*Passage provided:*
+ + + +

How not to be a traveling target

If you’re a novice traveler, allow me to let you in on a little secret. That little Canadian flag some Americans like to stitch onto their backpacks? Not fooling anyone. Your attempts to “go native” and wear Thai fisherman’s pants, or drink maté, or flaunt a bindi? Nope. They still know. Know you’re a foreigner, despite your best efforts to hide it.

Don’t get me wrong- it’s commendable to try and learn the local culture, and adopt some customs and habits, as long as they don’t inadvertently cause offense. But don’t let your immersion lull you into thinking you’re not a target for crime.

The color of your skin or hair, your accent despite fluency in the native language, even the way you walk- all are signs of your innate “foreignness.” Even if you’ve lived in a country for years, it’s hard to fully assimilate, and as such, that can make you more susceptible to anything from petty thievery to more serious crimes.

+ + + +

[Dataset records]
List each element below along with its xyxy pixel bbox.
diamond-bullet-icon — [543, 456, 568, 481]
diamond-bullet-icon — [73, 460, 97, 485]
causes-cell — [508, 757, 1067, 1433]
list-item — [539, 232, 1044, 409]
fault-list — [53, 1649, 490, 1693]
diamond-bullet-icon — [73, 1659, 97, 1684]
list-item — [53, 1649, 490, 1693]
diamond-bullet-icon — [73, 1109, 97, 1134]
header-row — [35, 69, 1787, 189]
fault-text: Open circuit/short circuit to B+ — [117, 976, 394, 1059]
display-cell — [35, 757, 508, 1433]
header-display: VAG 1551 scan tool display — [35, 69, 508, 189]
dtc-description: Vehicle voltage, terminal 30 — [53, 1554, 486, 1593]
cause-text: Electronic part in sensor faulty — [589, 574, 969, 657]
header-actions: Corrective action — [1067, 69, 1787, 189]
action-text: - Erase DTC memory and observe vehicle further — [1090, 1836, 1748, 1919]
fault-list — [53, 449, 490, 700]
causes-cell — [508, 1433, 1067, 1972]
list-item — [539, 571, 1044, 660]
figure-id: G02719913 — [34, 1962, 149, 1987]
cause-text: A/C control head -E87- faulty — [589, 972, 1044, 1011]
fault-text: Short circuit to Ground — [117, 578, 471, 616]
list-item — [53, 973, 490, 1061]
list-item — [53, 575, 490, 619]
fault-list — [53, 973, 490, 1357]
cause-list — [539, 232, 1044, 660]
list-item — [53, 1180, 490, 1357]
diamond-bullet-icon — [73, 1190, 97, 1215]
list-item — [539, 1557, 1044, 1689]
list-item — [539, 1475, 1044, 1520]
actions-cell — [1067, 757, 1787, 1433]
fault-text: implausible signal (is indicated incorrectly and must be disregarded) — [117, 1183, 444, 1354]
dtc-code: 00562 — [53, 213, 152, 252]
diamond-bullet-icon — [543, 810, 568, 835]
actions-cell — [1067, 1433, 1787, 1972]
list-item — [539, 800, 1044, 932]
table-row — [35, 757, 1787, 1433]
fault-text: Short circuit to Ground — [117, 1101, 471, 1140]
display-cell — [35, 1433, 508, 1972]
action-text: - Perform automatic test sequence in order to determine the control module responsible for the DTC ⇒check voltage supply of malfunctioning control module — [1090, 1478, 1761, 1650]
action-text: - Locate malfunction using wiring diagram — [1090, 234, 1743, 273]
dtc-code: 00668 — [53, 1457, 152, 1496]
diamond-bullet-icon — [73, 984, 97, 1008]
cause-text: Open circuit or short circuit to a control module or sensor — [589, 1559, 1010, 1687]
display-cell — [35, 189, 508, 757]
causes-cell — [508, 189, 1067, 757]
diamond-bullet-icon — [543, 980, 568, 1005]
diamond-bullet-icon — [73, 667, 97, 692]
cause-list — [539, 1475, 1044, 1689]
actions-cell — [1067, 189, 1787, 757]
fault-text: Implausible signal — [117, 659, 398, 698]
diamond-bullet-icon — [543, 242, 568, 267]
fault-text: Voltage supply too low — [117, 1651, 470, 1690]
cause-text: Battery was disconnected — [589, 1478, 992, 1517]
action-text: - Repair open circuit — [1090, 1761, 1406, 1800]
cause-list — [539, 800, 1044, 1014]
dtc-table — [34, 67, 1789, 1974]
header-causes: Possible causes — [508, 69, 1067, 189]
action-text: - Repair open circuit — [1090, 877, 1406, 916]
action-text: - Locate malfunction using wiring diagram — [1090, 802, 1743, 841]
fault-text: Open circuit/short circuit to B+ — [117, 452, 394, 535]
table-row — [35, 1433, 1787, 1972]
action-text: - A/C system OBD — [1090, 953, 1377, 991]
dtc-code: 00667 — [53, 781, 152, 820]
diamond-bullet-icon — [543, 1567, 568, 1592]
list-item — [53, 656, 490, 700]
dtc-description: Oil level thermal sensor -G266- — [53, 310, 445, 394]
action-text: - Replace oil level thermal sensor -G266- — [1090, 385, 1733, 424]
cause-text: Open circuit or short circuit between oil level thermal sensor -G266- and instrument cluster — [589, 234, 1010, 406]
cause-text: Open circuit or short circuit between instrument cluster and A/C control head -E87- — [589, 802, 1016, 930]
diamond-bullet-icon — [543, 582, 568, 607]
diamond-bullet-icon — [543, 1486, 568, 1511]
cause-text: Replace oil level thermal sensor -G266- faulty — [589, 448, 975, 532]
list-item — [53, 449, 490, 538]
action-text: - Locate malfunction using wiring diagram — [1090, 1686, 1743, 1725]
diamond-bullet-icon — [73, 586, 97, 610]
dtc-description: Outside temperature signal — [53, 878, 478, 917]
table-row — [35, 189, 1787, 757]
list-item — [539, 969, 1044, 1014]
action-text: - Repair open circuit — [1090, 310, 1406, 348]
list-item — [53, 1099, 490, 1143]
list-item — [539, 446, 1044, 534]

+ + + +

*To be done:*
(a) Decide whether each statement agrees with the travel passage, answering yes or no and quoting the deciding words: (i) a Canadian flag stitched onto a backpack fools people; (ii) trying to learn the local culture is commendable; (iii) years of living in a country make full assimilation easy.
(b) Please copy out the stretch of entries from the first one through the line containing "976, 394, 1059]", unchanged.

*Set of answers:*
(a)
(i) No: "Not fooling anyone."
(ii) Yes: "it’s commendable to try and learn the local culture"
(iii) No: "Even if you’ve lived in a country for years, it’s hard to fully assimilate"

(b)
List each element below along with its xyxy pixel bbox.
diamond-bullet-icon — [543, 456, 568, 481]
diamond-bullet-icon — [73, 460, 97, 485]
causes-cell — [508, 757, 1067, 1433]
list-item — [539, 232, 1044, 409]
fault-list — [53, 1649, 490, 1693]
diamond-bullet-icon — [73, 1659, 97, 1684]
list-item — [53, 1649, 490, 1693]
diamond-bullet-icon — [73, 1109, 97, 1134]
header-row — [35, 69, 1787, 189]
fault-text: Open circuit/short circuit to B+ — [117, 976, 394, 1059]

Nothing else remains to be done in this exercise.